● Problem description:
Reproduce the records below in full, substituting "key-label" for each "legend-label" and leaving every other character as it is.

(Data records)

§ §

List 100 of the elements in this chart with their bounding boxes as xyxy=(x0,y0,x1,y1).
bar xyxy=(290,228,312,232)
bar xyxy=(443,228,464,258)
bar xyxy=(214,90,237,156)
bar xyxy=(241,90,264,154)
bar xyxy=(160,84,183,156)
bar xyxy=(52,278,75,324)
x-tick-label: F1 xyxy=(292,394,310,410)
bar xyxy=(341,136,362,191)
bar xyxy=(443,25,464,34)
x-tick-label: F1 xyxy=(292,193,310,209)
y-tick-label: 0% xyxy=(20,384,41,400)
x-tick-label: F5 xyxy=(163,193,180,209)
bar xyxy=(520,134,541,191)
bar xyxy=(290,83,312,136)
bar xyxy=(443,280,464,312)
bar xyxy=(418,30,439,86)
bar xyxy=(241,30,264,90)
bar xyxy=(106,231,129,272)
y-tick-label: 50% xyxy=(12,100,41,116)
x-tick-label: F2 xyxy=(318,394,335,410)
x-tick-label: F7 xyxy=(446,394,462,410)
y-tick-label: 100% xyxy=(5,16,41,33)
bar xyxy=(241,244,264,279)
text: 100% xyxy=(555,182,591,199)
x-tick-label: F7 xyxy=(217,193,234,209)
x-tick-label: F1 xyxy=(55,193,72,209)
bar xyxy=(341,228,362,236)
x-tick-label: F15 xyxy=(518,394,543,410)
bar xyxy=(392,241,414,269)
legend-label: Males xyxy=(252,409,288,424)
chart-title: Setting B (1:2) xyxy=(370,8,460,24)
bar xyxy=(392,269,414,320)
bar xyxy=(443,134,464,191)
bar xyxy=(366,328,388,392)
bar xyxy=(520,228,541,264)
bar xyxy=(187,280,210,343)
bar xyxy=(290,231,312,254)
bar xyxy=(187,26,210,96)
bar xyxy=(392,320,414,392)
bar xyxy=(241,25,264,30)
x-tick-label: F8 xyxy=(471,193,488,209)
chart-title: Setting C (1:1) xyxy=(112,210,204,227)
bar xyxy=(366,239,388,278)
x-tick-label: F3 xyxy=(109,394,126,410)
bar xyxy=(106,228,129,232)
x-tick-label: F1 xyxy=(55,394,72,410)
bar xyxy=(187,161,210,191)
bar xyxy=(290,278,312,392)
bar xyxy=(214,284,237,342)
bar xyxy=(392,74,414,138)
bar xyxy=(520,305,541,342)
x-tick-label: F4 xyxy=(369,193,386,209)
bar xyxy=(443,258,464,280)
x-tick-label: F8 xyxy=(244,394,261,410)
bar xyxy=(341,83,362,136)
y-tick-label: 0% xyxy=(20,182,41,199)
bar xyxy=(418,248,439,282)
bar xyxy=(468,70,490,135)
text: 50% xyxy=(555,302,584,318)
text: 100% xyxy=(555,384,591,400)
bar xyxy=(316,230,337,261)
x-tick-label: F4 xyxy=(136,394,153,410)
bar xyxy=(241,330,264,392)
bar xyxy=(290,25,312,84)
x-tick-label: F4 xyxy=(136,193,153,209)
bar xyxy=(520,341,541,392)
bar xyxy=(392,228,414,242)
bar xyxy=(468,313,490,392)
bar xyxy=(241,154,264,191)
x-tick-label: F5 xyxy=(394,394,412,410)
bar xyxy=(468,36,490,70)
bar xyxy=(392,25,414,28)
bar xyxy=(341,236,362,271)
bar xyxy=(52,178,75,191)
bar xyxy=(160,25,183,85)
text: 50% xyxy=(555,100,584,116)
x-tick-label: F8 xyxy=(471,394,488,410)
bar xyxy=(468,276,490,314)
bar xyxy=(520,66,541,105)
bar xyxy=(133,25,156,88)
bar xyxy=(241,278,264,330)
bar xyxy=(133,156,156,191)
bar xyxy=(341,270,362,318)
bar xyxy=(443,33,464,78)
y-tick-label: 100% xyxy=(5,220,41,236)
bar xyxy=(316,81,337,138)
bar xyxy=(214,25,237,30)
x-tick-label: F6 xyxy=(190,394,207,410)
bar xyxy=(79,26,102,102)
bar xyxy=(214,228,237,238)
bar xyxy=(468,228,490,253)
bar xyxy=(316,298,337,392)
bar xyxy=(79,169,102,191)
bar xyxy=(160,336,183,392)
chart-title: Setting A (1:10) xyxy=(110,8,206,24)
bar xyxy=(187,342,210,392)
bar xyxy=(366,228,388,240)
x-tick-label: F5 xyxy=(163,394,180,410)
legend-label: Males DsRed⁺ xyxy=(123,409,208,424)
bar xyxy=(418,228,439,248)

§ §

● In response:
List 100 of the elements in this chart with their bounding boxes as xyxy=(x0,y0,x1,y1).
bar xyxy=(290,228,312,232)
bar xyxy=(443,228,464,258)
bar xyxy=(214,90,237,156)
bar xyxy=(241,90,264,154)
bar xyxy=(160,84,183,156)
bar xyxy=(52,278,75,324)
x-tick-label: F1 xyxy=(292,394,310,410)
bar xyxy=(341,136,362,191)
bar xyxy=(443,25,464,34)
x-tick-label: F1 xyxy=(292,193,310,209)
y-tick-label: 0% xyxy=(20,384,41,400)
x-tick-label: F5 xyxy=(163,193,180,209)
bar xyxy=(520,134,541,191)
bar xyxy=(290,83,312,136)
bar xyxy=(443,280,464,312)
bar xyxy=(418,30,439,86)
bar xyxy=(241,30,264,90)
bar xyxy=(106,231,129,272)
y-tick-label: 50% xyxy=(12,100,41,116)
x-tick-label: F2 xyxy=(318,394,335,410)
x-tick-label: F7 xyxy=(446,394,462,410)
y-tick-label: 100% xyxy=(5,16,41,33)
bar xyxy=(241,244,264,279)
text: 100% xyxy=(555,182,591,199)
x-tick-label: F7 xyxy=(217,193,234,209)
x-tick-label: F1 xyxy=(55,193,72,209)
bar xyxy=(341,228,362,236)
x-tick-label: F15 xyxy=(518,394,543,410)
bar xyxy=(392,241,414,269)
key-label: Males xyxy=(252,409,288,424)
chart-title: Setting B (1:2) xyxy=(370,8,460,24)
bar xyxy=(392,269,414,320)
bar xyxy=(443,134,464,191)
bar xyxy=(366,328,388,392)
bar xyxy=(520,228,541,264)
bar xyxy=(187,280,210,343)
bar xyxy=(290,231,312,254)
bar xyxy=(187,26,210,96)
bar xyxy=(392,320,414,392)
bar xyxy=(241,25,264,30)
x-tick-label: F8 xyxy=(471,193,488,209)
chart-title: Setting C (1:1) xyxy=(112,210,204,227)
bar xyxy=(366,239,388,278)
x-tick-label: F3 xyxy=(109,394,126,410)
bar xyxy=(106,228,129,232)
x-tick-label: F1 xyxy=(55,394,72,410)
bar xyxy=(187,161,210,191)
bar xyxy=(290,278,312,392)
bar xyxy=(214,284,237,342)
bar xyxy=(392,74,414,138)
bar xyxy=(520,305,541,342)
x-tick-label: F4 xyxy=(369,193,386,209)
bar xyxy=(443,258,464,280)
x-tick-label: F8 xyxy=(244,394,261,410)
bar xyxy=(341,83,362,136)
y-tick-label: 0% xyxy=(20,182,41,199)
bar xyxy=(418,248,439,282)
bar xyxy=(468,70,490,135)
text: 50% xyxy=(555,302,584,318)
text: 100% xyxy=(555,384,591,400)
bar xyxy=(316,230,337,261)
x-tick-label: F4 xyxy=(136,394,153,410)
bar xyxy=(241,330,264,392)
bar xyxy=(290,25,312,84)
x-tick-label: F4 xyxy=(136,193,153,209)
bar xyxy=(520,341,541,392)
bar xyxy=(392,228,414,242)
bar xyxy=(468,313,490,392)
bar xyxy=(241,154,264,191)
x-tick-label: F5 xyxy=(394,394,412,410)
bar xyxy=(468,36,490,70)
bar xyxy=(392,25,414,28)
bar xyxy=(341,236,362,271)
bar xyxy=(52,178,75,191)
bar xyxy=(160,25,183,85)
text: 50% xyxy=(555,100,584,116)
x-tick-label: F8 xyxy=(471,394,488,410)
bar xyxy=(468,276,490,314)
bar xyxy=(520,66,541,105)
bar xyxy=(133,25,156,88)
bar xyxy=(241,278,264,330)
bar xyxy=(133,156,156,191)
bar xyxy=(341,270,362,318)
bar xyxy=(443,33,464,78)
y-tick-label: 100% xyxy=(5,220,41,236)
bar xyxy=(316,81,337,138)
bar xyxy=(214,25,237,30)
x-tick-label: F6 xyxy=(190,394,207,410)
bar xyxy=(79,26,102,102)
bar xyxy=(214,228,237,238)
bar xyxy=(468,228,490,253)
bar xyxy=(316,298,337,392)
bar xyxy=(79,169,102,191)
bar xyxy=(160,336,183,392)
chart-title: Setting A (1:10) xyxy=(110,8,206,24)
bar xyxy=(187,342,210,392)
bar xyxy=(366,228,388,240)
x-tick-label: F5 xyxy=(163,394,180,410)
key-label: Males DsRed⁺ xyxy=(123,409,208,424)
bar xyxy=(418,228,439,248)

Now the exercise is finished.